>> START SUPPLIED DATA
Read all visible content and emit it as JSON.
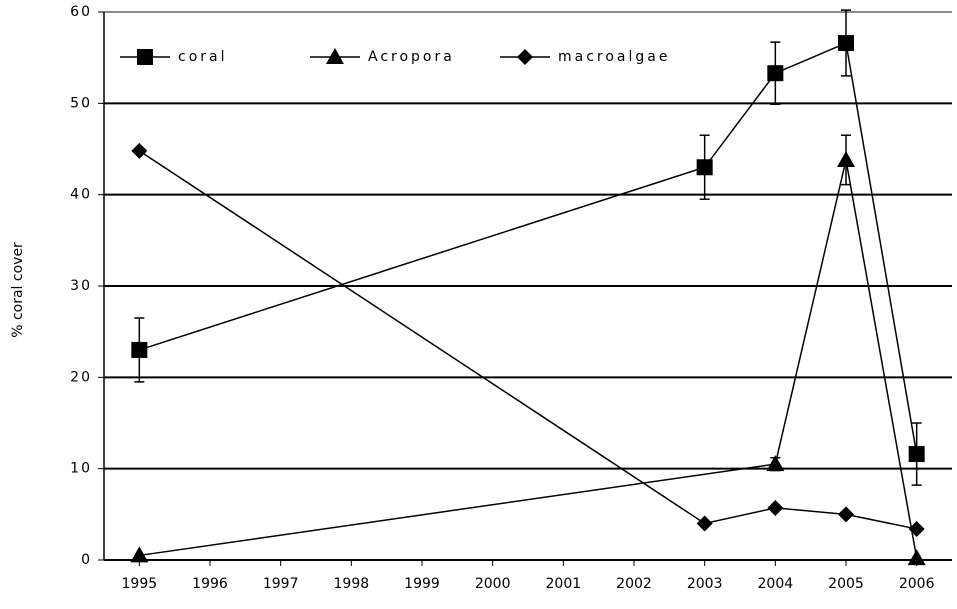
{
  "chart_data": {
    "type": "line",
    "ylabel": "% coral cover",
    "xlim": [
      1994.5,
      2006.5
    ],
    "xticks": [
      1995,
      1996,
      1997,
      1998,
      1999,
      2000,
      2001,
      2002,
      2003,
      2004,
      2005,
      2006
    ],
    "ylim": [
      0,
      60
    ],
    "yticks": [
      0,
      10,
      20,
      30,
      40,
      50,
      60
    ],
    "grid": true,
    "legend": "top-left",
    "series": [
      {
        "name": "coral",
        "color": "#000000",
        "marker": "square",
        "x": [
          1995,
          2003,
          2004,
          2005,
          2006
        ],
        "values": [
          23,
          43,
          53.3,
          56.6,
          11.6
        ],
        "errors": [
          3.5,
          3.5,
          3.4,
          3.6,
          3.4
        ]
      },
      {
        "name": "Acropora",
        "color": "#000000",
        "marker": "triangle",
        "x": [
          1995,
          2004,
          2005,
          2006
        ],
        "values": [
          0.5,
          10.5,
          43.8,
          0.2
        ],
        "errors": [
          0,
          0.7,
          2.7,
          0
        ]
      },
      {
        "name": "macroalgae",
        "color": "#000000",
        "marker": "diamond",
        "x": [
          1995,
          2003,
          2004,
          2005,
          2006
        ],
        "values": [
          44.8,
          4,
          5.7,
          5,
          3.4
        ]
      }
    ]
  }
}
>> END SUPPLIED DATA
GOAL OF THE EXERCISE: Transcribe the records above exactly, omitting every picture they contain.

RESULT:
Read all visible content and emit it as JSON.
{
  "chart_data": {
    "type": "line",
    "ylabel": "% coral cover",
    "xlim": [
      1994.5,
      2006.5
    ],
    "xticks": [
      1995,
      1996,
      1997,
      1998,
      1999,
      2000,
      2001,
      2002,
      2003,
      2004,
      2005,
      2006
    ],
    "ylim": [
      0,
      60
    ],
    "yticks": [
      0,
      10,
      20,
      30,
      40,
      50,
      60
    ],
    "grid": true,
    "legend": "top-left",
    "series": [
      {
        "name": "coral",
        "color": "#000000",
        "marker": "square",
        "x": [
          1995,
          2003,
          2004,
          2005,
          2006
        ],
        "values": [
          23,
          43,
          53.3,
          56.6,
          11.6
        ],
        "errors": [
          3.5,
          3.5,
          3.4,
          3.6,
          3.4
        ]
      },
      {
        "name": "Acropora",
        "color": "#000000",
        "marker": "triangle",
        "x": [
          1995,
          2004,
          2005,
          2006
        ],
        "values": [
          0.5,
          10.5,
          43.8,
          0.2
        ],
        "errors": [
          0,
          0.7,
          2.7,
          0
        ]
      },
      {
        "name": "macroalgae",
        "color": "#000000",
        "marker": "diamond",
        "x": [
          1995,
          2003,
          2004,
          2005,
          2006
        ],
        "values": [
          44.8,
          4,
          5.7,
          5,
          3.4
        ]
      }
    ]
  }
}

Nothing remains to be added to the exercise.